Exercise data:
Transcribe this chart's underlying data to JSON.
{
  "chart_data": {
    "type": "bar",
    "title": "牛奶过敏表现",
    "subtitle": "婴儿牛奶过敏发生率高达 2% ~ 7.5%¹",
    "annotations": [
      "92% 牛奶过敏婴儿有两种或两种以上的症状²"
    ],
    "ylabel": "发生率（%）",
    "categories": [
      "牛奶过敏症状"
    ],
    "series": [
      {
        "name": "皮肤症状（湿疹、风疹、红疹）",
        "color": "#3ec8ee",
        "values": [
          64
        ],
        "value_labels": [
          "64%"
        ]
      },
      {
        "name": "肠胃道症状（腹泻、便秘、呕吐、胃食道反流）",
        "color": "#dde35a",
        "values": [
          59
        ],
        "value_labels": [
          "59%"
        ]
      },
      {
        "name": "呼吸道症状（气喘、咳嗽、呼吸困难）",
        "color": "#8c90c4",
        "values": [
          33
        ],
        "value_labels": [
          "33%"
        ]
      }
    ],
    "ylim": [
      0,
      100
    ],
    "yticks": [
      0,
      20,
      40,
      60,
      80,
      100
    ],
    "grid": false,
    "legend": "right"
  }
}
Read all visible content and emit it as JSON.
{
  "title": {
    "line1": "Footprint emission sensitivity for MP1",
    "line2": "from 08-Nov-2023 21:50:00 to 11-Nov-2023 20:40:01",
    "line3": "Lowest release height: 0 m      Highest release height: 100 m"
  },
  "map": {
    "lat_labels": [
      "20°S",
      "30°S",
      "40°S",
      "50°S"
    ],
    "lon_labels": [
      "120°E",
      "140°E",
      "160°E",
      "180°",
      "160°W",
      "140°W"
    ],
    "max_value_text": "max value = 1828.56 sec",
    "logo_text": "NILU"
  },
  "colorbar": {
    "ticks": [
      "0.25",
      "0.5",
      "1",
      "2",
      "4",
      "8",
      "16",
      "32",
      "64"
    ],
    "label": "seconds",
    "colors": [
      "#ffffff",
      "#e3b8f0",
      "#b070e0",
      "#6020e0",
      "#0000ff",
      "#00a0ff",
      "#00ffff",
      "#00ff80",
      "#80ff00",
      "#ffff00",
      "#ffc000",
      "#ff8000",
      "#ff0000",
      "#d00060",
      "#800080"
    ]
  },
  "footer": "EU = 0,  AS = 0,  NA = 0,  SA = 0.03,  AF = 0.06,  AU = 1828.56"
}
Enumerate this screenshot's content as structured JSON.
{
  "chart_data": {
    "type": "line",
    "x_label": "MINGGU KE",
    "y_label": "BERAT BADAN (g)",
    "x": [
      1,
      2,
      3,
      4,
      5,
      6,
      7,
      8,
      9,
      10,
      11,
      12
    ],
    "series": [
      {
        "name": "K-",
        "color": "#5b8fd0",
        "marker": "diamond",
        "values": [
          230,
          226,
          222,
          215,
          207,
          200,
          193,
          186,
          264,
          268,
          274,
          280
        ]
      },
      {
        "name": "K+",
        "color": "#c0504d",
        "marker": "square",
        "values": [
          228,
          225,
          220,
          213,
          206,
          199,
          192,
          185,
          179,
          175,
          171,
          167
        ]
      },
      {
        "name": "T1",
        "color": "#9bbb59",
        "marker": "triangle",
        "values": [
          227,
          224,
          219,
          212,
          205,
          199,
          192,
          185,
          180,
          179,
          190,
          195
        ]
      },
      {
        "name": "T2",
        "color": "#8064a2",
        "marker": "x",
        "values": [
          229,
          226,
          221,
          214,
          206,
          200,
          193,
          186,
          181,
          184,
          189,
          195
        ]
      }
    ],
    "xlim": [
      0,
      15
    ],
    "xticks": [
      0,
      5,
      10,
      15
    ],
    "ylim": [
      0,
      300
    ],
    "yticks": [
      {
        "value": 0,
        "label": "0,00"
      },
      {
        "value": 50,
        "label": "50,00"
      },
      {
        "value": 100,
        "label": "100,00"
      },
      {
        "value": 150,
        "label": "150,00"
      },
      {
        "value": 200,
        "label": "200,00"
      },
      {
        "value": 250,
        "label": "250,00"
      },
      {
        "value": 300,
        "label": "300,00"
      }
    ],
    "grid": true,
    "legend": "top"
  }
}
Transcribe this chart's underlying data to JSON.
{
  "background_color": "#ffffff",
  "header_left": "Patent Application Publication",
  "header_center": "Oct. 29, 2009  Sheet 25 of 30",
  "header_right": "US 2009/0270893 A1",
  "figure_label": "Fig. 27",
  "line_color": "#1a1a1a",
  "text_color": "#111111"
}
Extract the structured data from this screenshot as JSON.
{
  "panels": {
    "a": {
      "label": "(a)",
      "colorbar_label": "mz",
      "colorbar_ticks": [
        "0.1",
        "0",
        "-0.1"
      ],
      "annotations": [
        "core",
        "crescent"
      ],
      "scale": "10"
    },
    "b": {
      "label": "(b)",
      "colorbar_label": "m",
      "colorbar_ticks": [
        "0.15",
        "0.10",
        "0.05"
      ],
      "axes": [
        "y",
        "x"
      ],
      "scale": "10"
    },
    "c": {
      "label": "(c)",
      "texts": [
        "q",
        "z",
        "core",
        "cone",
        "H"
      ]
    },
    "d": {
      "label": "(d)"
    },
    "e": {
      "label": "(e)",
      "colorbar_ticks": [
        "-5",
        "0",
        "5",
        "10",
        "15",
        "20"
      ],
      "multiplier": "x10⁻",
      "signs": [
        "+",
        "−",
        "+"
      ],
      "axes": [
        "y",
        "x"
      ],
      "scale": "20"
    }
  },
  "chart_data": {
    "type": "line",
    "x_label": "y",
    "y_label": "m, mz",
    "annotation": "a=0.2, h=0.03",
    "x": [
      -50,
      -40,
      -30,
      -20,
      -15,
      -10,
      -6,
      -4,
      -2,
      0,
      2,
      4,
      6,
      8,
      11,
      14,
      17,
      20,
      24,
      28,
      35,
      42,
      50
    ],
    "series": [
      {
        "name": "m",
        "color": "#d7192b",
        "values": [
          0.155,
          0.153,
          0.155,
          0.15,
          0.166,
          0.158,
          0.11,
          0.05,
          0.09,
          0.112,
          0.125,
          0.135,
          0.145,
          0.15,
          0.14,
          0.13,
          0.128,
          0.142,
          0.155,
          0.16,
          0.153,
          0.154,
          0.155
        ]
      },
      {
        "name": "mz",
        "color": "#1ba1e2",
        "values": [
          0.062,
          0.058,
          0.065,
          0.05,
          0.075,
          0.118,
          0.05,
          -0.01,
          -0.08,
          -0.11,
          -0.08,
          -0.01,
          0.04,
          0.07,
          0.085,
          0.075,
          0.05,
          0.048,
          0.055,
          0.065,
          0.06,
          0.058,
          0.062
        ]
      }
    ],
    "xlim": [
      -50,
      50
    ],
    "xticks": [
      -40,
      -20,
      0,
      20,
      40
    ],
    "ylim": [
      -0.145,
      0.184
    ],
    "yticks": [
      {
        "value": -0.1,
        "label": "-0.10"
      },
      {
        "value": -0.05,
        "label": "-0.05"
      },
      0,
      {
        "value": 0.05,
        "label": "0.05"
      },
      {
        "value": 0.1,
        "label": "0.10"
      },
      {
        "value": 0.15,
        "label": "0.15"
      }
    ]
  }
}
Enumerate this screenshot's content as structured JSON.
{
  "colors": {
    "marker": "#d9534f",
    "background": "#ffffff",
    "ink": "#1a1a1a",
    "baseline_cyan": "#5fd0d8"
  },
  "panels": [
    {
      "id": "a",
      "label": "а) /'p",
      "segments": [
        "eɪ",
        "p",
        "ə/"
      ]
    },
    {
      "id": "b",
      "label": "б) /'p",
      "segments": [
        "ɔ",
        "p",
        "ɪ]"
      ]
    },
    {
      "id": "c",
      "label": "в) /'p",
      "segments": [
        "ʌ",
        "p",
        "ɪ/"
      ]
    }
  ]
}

Goal of the exercise: Return each line of the data exactly as written above.

Correct result:
Transcribe this chart's underlying data to JSON.
{
  "chart_data": {
    "type": "bar",
    "title": "牛奶过敏表现",
    "subtitle": "婴儿牛奶过敏发生率高达 2% ~ 7.5%¹",
    "annotations": [
      "92% 牛奶过敏婴儿有两种或两种以上的症状²"
    ],
    "ylabel": "发生率（%）",
    "categories": [
      "牛奶过敏症状"
    ],
    "series": [
      {
        "name": "皮肤症状（湿疹、风疹、红疹）",
        "color": "#3ec8ee",
        "values": [
          64
        ],
        "value_labels": [
          "64%"
        ]
      },
      {
        "name": "肠胃道症状（腹泻、便秘、呕吐、胃食道反流）",
        "color": "#dde35a",
        "values": [
          59
        ],
        "value_labels": [
          "59%"
        ]
      },
      {
        "name": "呼吸道症状（气喘、咳嗽、呼吸困难）",
        "color": "#8c90c4",
        "values": [
          33
        ],
        "value_labels": [
          "33%"
        ]
      }
    ],
    "ylim": [
      0,
      100
    ],
    "yticks": [
      0,
      20,
      40,
      60,
      80,
      100
    ],
    "grid": false,
    "legend": "right"
  }
}
Read all visible content and emit it as JSON.
{
  "title": {
    "line1": "Footprint emission sensitivity for MP1",
    "line2": "from 08-Nov-2023 21:50:00 to 11-Nov-2023 20:40:01",
    "line3": "Lowest release height: 0 m      Highest release height: 100 m"
  },
  "map": {
    "lat_labels": [
      "20°S",
      "30°S",
      "40°S",
      "50°S"
    ],
    "lon_labels": [
      "120°E",
      "140°E",
      "160°E",
      "180°",
      "160°W",
      "140°W"
    ],
    "max_value_text": "max value = 1828.56 sec",
    "logo_text": "NILU"
  },
  "colorbar": {
    "ticks": [
      "0.25",
      "0.5",
      "1",
      "2",
      "4",
      "8",
      "16",
      "32",
      "64"
    ],
    "label": "seconds",
    "colors": [
      "#ffffff",
      "#e3b8f0",
      "#b070e0",
      "#6020e0",
      "#0000ff",
      "#00a0ff",
      "#00ffff",
      "#00ff80",
      "#80ff00",
      "#ffff00",
      "#ffc000",
      "#ff8000",
      "#ff0000",
      "#d00060",
      "#800080"
    ]
  },
  "footer": "EU = 0,  AS = 0,  NA = 0,  SA = 0.03,  AF = 0.06,  AU = 1828.56"
}
Enumerate this screenshot's content as structured JSON.
{
  "chart_data": {
    "type": "line",
    "x_label": "MINGGU KE",
    "y_label": "BERAT BADAN (g)",
    "x": [
      1,
      2,
      3,
      4,
      5,
      6,
      7,
      8,
      9,
      10,
      11,
      12
    ],
    "series": [
      {
        "name": "K-",
        "color": "#5b8fd0",
        "marker": "diamond",
        "values": [
          230,
          226,
          222,
          215,
          207,
          200,
          193,
          186,
          264,
          268,
          274,
          280
        ]
      },
      {
        "name": "K+",
        "color": "#c0504d",
        "marker": "square",
        "values": [
          228,
          225,
          220,
          213,
          206,
          199,
          192,
          185,
          179,
          175,
          171,
          167
        ]
      },
      {
        "name": "T1",
        "color": "#9bbb59",
        "marker": "triangle",
        "values": [
          227,
          224,
          219,
          212,
          205,
          199,
          192,
          185,
          180,
          179,
          190,
          195
        ]
      },
      {
        "name": "T2",
        "color": "#8064a2",
        "marker": "x",
        "values": [
          229,
          226,
          221,
          214,
          206,
          200,
          193,
          186,
          181,
          184,
          189,
          195
        ]
      }
    ],
    "xlim": [
      0,
      15
    ],
    "xticks": [
      0,
      5,
      10,
      15
    ],
    "ylim": [
      0,
      300
    ],
    "yticks": [
      {
        "value": 0,
        "label": "0,00"
      },
      {
        "value": 50,
        "label": "50,00"
      },
      {
        "value": 100,
        "label": "100,00"
      },
      {
        "value": 150,
        "label": "150,00"
      },
      {
        "value": 200,
        "label": "200,00"
      },
      {
        "value": 250,
        "label": "250,00"
      },
      {
        "value": 300,
        "label": "300,00"
      }
    ],
    "grid": true,
    "legend": "top"
  }
}
Transcribe this chart's underlying data to JSON.
{
  "background_color": "#ffffff",
  "header_left": "Patent Application Publication",
  "header_center": "Oct. 29, 2009  Sheet 25 of 30",
  "header_right": "US 2009/0270893 A1",
  "figure_label": "Fig. 27",
  "line_color": "#1a1a1a",
  "text_color": "#111111"
}
Extract the structured data from this screenshot as JSON.
{
  "panels": {
    "a": {
      "label": "(a)",
      "colorbar_label": "mz",
      "colorbar_ticks": [
        "0.1",
        "0",
        "-0.1"
      ],
      "annotations": [
        "core",
        "crescent"
      ],
      "scale": "10"
    },
    "b": {
      "label": "(b)",
      "colorbar_label": "m",
      "colorbar_ticks": [
        "0.15",
        "0.10",
        "0.05"
      ],
      "axes": [
        "y",
        "x"
      ],
      "scale": "10"
    },
    "c": {
      "label": "(c)",
      "texts": [
        "q",
        "z",
        "core",
        "cone",
        "H"
      ]
    },
    "d": {
      "label": "(d)"
    },
    "e": {
      "label": "(e)",
      "colorbar_ticks": [
        "-5",
        "0",
        "5",
        "10",
        "15",
        "20"
      ],
      "multiplier": "x10⁻",
      "signs": [
        "+",
        "−",
        "+"
      ],
      "axes": [
        "y",
        "x"
      ],
      "scale": "20"
    }
  },
  "chart_data": {
    "type": "line",
    "x_label": "y",
    "y_label": "m, mz",
    "annotation": "a=0.2, h=0.03",
    "x": [
      -50,
      -40,
      -30,
      -20,
      -15,
      -10,
      -6,
      -4,
      -2,
      0,
      2,
      4,
      6,
      8,
      11,
      14,
      17,
      20,
      24,
      28,
      35,
      42,
      50
    ],
    "series": [
      {
        "name": "m",
        "color": "#d7192b",
        "values": [
          0.155,
          0.153,
          0.155,
          0.15,
          0.166,
          0.158,
          0.11,
          0.05,
          0.09,
          0.112,
          0.125,
          0.135,
          0.145,
          0.15,
          0.14,
          0.13,
          0.128,
          0.142,
          0.155,
          0.16,
          0.153,
          0.154,
          0.155
        ]
      },
      {
        "name": "mz",
        "color": "#1ba1e2",
        "values": [
          0.062,
          0.058,
          0.065,
          0.05,
          0.075,
          0.118,
          0.05,
          -0.01,
          -0.08,
          -0.11,
          -0.08,
          -0.01,
          0.04,
          0.07,
          0.085,
          0.075,
          0.05,
          0.048,
          0.055,
          0.065,
          0.06,
          0.058,
          0.062
        ]
      }
    ],
    "xlim": [
      -50,
      50
    ],
    "xticks": [
      -40,
      -20,
      0,
      20,
      40
    ],
    "ylim": [
      -0.145,
      0.184
    ],
    "yticks": [
      {
        "value": -0.1,
        "label": "-0.10"
      },
      {
        "value": -0.05,
        "label": "-0.05"
      },
      0,
      {
        "value": 0.05,
        "label": "0.05"
      },
      {
        "value": 0.1,
        "label": "0.10"
      },
      {
        "value": 0.15,
        "label": "0.15"
      }
    ]
  }
}
Enumerate this screenshot's content as structured JSON.
{
  "colors": {
    "marker": "#d9534f",
    "background": "#ffffff",
    "ink": "#1a1a1a",
    "baseline_cyan": "#5fd0d8"
  },
  "panels": [
    {
      "id": "a",
      "label": "а) /'p",
      "segments": [
        "eɪ",
        "p",
        "ə/"
      ]
    },
    {
      "id": "b",
      "label": "б) /'p",
      "segments": [
        "ɔ",
        "p",
        "ɪ]"
      ]
    },
    {
      "id": "c",
      "label": "в) /'p",
      "segments": [
        "ʌ",
        "p",
        "ɪ/"
      ]
    }
  ]
}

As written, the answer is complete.